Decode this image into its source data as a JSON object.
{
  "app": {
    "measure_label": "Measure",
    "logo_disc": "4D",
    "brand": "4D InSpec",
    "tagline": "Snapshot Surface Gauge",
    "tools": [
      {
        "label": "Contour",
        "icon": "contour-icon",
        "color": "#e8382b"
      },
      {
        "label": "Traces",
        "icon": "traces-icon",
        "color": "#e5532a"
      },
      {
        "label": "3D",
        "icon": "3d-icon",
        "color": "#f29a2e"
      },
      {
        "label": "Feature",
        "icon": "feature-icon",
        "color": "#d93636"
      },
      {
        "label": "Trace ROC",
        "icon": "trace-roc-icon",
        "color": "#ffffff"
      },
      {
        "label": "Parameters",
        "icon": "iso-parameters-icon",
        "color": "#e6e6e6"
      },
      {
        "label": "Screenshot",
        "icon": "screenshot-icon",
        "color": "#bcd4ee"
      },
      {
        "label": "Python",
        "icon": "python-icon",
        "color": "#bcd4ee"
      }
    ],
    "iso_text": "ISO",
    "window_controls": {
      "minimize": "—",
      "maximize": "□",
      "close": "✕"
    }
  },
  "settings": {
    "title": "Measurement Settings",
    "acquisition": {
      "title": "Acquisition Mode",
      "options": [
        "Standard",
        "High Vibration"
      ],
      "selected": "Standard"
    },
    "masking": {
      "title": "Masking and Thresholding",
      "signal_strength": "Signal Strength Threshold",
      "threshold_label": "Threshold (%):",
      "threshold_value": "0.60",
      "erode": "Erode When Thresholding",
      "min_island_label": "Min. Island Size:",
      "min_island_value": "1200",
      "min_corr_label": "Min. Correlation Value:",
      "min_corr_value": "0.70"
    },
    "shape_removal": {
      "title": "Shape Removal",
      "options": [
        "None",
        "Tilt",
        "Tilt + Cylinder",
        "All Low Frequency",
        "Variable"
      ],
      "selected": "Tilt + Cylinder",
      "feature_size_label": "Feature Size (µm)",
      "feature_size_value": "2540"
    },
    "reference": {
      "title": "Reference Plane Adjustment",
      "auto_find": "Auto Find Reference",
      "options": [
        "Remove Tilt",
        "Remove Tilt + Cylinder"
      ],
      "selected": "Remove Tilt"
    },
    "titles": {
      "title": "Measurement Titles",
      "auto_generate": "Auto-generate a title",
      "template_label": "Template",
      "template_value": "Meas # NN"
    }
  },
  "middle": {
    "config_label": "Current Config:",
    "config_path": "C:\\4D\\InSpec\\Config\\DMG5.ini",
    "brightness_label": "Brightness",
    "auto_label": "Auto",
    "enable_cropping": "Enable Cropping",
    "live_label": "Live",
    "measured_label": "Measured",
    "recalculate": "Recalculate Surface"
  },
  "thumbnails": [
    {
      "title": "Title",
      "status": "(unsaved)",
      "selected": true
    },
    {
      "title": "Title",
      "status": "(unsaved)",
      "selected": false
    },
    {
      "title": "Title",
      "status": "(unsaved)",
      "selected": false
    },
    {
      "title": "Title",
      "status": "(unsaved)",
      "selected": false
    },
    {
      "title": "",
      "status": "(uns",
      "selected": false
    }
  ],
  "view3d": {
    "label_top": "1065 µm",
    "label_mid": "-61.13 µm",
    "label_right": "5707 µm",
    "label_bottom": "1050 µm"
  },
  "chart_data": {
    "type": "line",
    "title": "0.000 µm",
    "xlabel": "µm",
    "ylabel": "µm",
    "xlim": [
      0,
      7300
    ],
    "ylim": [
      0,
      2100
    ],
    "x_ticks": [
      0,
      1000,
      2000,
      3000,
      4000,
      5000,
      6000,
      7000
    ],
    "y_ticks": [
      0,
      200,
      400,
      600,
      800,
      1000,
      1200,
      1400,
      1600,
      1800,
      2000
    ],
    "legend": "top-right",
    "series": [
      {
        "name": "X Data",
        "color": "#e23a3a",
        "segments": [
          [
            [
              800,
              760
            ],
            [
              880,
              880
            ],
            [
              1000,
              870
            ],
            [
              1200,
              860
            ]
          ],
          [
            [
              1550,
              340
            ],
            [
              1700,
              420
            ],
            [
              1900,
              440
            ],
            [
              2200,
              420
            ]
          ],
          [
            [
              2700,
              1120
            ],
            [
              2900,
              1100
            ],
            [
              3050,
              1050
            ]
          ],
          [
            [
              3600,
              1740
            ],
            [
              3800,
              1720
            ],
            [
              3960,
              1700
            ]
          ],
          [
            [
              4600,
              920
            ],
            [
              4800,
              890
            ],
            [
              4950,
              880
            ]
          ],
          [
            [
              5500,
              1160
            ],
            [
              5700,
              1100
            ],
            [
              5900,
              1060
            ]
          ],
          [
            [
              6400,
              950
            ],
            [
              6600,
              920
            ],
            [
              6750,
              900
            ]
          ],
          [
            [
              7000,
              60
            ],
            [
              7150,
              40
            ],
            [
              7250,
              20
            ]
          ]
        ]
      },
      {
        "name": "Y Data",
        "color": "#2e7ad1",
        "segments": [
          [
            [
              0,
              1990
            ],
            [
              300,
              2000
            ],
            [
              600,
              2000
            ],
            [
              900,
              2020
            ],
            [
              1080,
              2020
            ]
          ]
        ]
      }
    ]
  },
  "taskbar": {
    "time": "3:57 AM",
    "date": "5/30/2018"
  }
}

— Exercise requirements —
Copy out the material above in its entirety. Every detail must match.

— Complete answer —
Decode this image into its source data as a JSON object.
{
  "app": {
    "measure_label": "Measure",
    "logo_disc": "4D",
    "brand": "4D InSpec",
    "tagline": "Snapshot Surface Gauge",
    "tools": [
      {
        "label": "Contour",
        "icon": "contour-icon",
        "color": "#e8382b"
      },
      {
        "label": "Traces",
        "icon": "traces-icon",
        "color": "#e5532a"
      },
      {
        "label": "3D",
        "icon": "3d-icon",
        "color": "#f29a2e"
      },
      {
        "label": "Feature",
        "icon": "feature-icon",
        "color": "#d93636"
      },
      {
        "label": "Trace ROC",
        "icon": "trace-roc-icon",
        "color": "#ffffff"
      },
      {
        "label": "Parameters",
        "icon": "iso-parameters-icon",
        "color": "#e6e6e6"
      },
      {
        "label": "Screenshot",
        "icon": "screenshot-icon",
        "color": "#bcd4ee"
      },
      {
        "label": "Python",
        "icon": "python-icon",
        "color": "#bcd4ee"
      }
    ],
    "iso_text": "ISO",
    "window_controls": {
      "minimize": "—",
      "maximize": "□",
      "close": "✕"
    }
  },
  "settings": {
    "title": "Measurement Settings",
    "acquisition": {
      "title": "Acquisition Mode",
      "options": [
        "Standard",
        "High Vibration"
      ],
      "selected": "Standard"
    },
    "masking": {
      "title": "Masking and Thresholding",
      "signal_strength": "Signal Strength Threshold",
      "threshold_label": "Threshold (%):",
      "threshold_value": "0.60",
      "erode": "Erode When Thresholding",
      "min_island_label": "Min. Island Size:",
      "min_island_value": "1200",
      "min_corr_label": "Min. Correlation Value:",
      "min_corr_value": "0.70"
    },
    "shape_removal": {
      "title": "Shape Removal",
      "options": [
        "None",
        "Tilt",
        "Tilt + Cylinder",
        "All Low Frequency",
        "Variable"
      ],
      "selected": "Tilt + Cylinder",
      "feature_size_label": "Feature Size (µm)",
      "feature_size_value": "2540"
    },
    "reference": {
      "title": "Reference Plane Adjustment",
      "auto_find": "Auto Find Reference",
      "options": [
        "Remove Tilt",
        "Remove Tilt + Cylinder"
      ],
      "selected": "Remove Tilt"
    },
    "titles": {
      "title": "Measurement Titles",
      "auto_generate": "Auto-generate a title",
      "template_label": "Template",
      "template_value": "Meas # NN"
    }
  },
  "middle": {
    "config_label": "Current Config:",
    "config_path": "C:\\4D\\InSpec\\Config\\DMG5.ini",
    "brightness_label": "Brightness",
    "auto_label": "Auto",
    "enable_cropping": "Enable Cropping",
    "live_label": "Live",
    "measured_label": "Measured",
    "recalculate": "Recalculate Surface"
  },
  "thumbnails": [
    {
      "title": "Title",
      "status": "(unsaved)",
      "selected": true
    },
    {
      "title": "Title",
      "status": "(unsaved)",
      "selected": false
    },
    {
      "title": "Title",
      "status": "(unsaved)",
      "selected": false
    },
    {
      "title": "Title",
      "status": "(unsaved)",
      "selected": false
    },
    {
      "title": "",
      "status": "(uns",
      "selected": false
    }
  ],
  "view3d": {
    "label_top": "1065 µm",
    "label_mid": "-61.13 µm",
    "label_right": "5707 µm",
    "label_bottom": "1050 µm"
  },
  "chart_data": {
    "type": "line",
    "title": "0.000 µm",
    "xlabel": "µm",
    "ylabel": "µm",
    "xlim": [
      0,
      7300
    ],
    "ylim": [
      0,
      2100
    ],
    "x_ticks": [
      0,
      1000,
      2000,
      3000,
      4000,
      5000,
      6000,
      7000
    ],
    "y_ticks": [
      0,
      200,
      400,
      600,
      800,
      1000,
      1200,
      1400,
      1600,
      1800,
      2000
    ],
    "legend": "top-right",
    "series": [
      {
        "name": "X Data",
        "color": "#e23a3a",
        "segments": [
          [
            [
              800,
              760
            ],
            [
              880,
              880
            ],
            [
              1000,
              870
            ],
            [
              1200,
              860
            ]
          ],
          [
            [
              1550,
              340
            ],
            [
              1700,
              420
            ],
            [
              1900,
              440
            ],
            [
              2200,
              420
            ]
          ],
          [
            [
              2700,
              1120
            ],
            [
              2900,
              1100
            ],
            [
              3050,
              1050
            ]
          ],
          [
            [
              3600,
              1740
            ],
            [
              3800,
              1720
            ],
            [
              3960,
              1700
            ]
          ],
          [
            [
              4600,
              920
            ],
            [
              4800,
              890
            ],
            [
              4950,
              880
            ]
          ],
          [
            [
              5500,
              1160
            ],
            [
              5700,
              1100
            ],
            [
              5900,
              1060
            ]
          ],
          [
            [
              6400,
              950
            ],
            [
              6600,
              920
            ],
            [
              6750,
              900
            ]
          ],
          [
            [
              7000,
              60
            ],
            [
              7150,
              40
            ],
            [
              7250,
              20
            ]
          ]
        ]
      },
      {
        "name": "Y Data",
        "color": "#2e7ad1",
        "segments": [
          [
            [
              0,
              1990
            ],
            [
              300,
              2000
            ],
            [
              600,
              2000
            ],
            [
              900,
              2020
            ],
            [
              1080,
              2020
            ]
          ]
        ]
      }
    ]
  },
  "taskbar": {
    "time": "3:57 AM",
    "date": "5/30/2018"
  }
}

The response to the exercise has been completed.